## [Description of the task]
Report how many lines hold the word "ylabel"; answer with the number alone.
>> Start Information supplied
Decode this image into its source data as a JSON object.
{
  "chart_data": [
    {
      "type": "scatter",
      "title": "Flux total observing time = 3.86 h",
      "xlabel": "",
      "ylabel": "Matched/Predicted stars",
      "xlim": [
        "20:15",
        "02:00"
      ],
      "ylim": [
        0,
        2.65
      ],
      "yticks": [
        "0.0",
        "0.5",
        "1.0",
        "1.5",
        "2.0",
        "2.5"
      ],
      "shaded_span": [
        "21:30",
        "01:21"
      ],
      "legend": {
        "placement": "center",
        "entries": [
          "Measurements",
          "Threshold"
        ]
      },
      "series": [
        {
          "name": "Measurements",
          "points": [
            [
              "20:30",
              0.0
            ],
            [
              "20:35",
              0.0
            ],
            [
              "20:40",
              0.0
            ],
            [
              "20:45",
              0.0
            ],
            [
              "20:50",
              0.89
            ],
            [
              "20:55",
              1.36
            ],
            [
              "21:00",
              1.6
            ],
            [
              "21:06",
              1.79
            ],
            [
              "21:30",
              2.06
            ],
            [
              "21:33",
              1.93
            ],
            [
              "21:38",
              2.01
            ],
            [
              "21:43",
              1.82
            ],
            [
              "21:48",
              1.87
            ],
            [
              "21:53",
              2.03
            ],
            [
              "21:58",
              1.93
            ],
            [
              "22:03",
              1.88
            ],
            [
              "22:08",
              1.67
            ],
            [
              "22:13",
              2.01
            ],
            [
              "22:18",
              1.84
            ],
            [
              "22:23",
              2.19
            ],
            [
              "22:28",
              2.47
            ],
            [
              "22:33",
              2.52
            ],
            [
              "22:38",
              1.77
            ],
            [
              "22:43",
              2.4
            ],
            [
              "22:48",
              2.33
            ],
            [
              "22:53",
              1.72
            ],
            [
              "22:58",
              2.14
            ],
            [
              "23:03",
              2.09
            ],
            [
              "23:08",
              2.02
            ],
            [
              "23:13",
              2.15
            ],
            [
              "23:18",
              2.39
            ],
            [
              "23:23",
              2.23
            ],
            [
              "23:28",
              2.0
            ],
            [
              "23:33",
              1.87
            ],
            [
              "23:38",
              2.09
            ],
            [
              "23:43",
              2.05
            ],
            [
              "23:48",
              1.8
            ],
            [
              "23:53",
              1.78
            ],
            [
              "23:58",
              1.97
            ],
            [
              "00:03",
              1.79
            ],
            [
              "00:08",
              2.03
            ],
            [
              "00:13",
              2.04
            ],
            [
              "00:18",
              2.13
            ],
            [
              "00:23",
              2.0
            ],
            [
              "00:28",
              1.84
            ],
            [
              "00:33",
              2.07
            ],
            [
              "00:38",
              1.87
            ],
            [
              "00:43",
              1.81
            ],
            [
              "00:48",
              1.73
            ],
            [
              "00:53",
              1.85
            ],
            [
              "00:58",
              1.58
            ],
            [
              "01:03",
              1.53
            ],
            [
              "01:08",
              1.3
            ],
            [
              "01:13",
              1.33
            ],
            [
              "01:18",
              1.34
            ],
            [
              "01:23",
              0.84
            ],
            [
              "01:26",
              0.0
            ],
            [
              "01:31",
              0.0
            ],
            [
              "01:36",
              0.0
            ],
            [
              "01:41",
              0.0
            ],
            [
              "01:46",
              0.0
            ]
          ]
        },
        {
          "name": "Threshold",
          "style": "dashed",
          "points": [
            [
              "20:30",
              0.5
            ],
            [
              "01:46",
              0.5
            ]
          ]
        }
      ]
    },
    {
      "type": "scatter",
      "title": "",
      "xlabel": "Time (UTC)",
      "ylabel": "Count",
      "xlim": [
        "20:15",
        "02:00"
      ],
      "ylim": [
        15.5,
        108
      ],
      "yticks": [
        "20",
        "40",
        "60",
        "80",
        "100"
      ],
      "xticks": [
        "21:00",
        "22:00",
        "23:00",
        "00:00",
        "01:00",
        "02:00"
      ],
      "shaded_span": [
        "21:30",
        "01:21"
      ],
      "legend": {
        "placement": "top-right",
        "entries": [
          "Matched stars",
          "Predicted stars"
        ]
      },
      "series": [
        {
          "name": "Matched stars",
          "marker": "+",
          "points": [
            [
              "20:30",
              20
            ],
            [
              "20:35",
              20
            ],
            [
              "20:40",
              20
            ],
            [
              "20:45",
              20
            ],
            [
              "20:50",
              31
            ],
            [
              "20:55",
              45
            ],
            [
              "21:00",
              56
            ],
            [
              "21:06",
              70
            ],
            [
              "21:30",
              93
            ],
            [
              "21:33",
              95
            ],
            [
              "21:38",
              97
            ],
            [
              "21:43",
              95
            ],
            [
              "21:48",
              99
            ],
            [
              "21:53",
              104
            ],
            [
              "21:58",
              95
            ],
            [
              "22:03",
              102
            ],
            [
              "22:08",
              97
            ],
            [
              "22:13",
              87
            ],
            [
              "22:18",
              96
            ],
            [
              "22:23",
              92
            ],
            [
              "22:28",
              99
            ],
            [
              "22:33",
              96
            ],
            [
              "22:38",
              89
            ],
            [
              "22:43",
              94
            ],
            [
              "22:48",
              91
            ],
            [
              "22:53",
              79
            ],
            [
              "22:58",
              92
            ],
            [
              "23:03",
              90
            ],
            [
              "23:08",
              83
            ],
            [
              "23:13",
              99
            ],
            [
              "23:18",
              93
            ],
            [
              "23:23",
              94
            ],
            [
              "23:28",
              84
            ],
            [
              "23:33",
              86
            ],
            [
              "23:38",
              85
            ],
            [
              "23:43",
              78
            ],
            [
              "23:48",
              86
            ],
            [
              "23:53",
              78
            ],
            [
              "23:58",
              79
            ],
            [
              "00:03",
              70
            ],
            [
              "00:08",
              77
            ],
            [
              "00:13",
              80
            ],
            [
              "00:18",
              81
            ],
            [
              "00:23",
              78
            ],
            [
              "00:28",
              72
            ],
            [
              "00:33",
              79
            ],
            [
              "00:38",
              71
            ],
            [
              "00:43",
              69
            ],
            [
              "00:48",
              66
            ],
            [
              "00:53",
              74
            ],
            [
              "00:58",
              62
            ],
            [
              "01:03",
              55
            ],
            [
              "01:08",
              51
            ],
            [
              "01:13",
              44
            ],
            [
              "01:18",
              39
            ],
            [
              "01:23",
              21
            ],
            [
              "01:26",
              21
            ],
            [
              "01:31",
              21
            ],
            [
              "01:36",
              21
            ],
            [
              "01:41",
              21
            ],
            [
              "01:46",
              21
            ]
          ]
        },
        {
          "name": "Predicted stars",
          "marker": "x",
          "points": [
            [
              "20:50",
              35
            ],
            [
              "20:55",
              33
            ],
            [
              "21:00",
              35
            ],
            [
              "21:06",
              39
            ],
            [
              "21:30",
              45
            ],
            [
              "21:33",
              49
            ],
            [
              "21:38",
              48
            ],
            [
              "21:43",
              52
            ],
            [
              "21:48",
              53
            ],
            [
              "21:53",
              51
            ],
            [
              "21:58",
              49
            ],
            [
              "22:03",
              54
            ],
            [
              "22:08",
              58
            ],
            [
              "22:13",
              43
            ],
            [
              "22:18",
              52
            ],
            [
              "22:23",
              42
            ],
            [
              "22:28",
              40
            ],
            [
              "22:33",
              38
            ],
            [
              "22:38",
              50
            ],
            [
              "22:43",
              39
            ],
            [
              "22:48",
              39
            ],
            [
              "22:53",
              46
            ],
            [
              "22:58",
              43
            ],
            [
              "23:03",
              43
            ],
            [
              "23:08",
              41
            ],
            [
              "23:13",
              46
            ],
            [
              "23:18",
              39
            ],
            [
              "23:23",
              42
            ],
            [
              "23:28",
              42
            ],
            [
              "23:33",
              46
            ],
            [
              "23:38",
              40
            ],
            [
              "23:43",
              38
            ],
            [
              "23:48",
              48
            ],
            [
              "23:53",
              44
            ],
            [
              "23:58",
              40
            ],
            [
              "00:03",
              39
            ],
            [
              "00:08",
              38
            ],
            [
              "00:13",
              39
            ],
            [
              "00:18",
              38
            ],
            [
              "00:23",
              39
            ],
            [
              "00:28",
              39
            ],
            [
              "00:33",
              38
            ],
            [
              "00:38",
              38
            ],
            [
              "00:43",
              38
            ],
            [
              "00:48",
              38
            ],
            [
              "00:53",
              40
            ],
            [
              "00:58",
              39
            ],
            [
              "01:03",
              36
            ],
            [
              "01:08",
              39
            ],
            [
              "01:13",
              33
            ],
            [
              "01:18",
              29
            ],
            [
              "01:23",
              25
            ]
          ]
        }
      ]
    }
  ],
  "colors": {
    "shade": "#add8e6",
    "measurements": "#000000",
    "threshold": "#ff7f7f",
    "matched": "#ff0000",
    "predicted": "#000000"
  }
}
>> End Information supplied
## [Final result]
2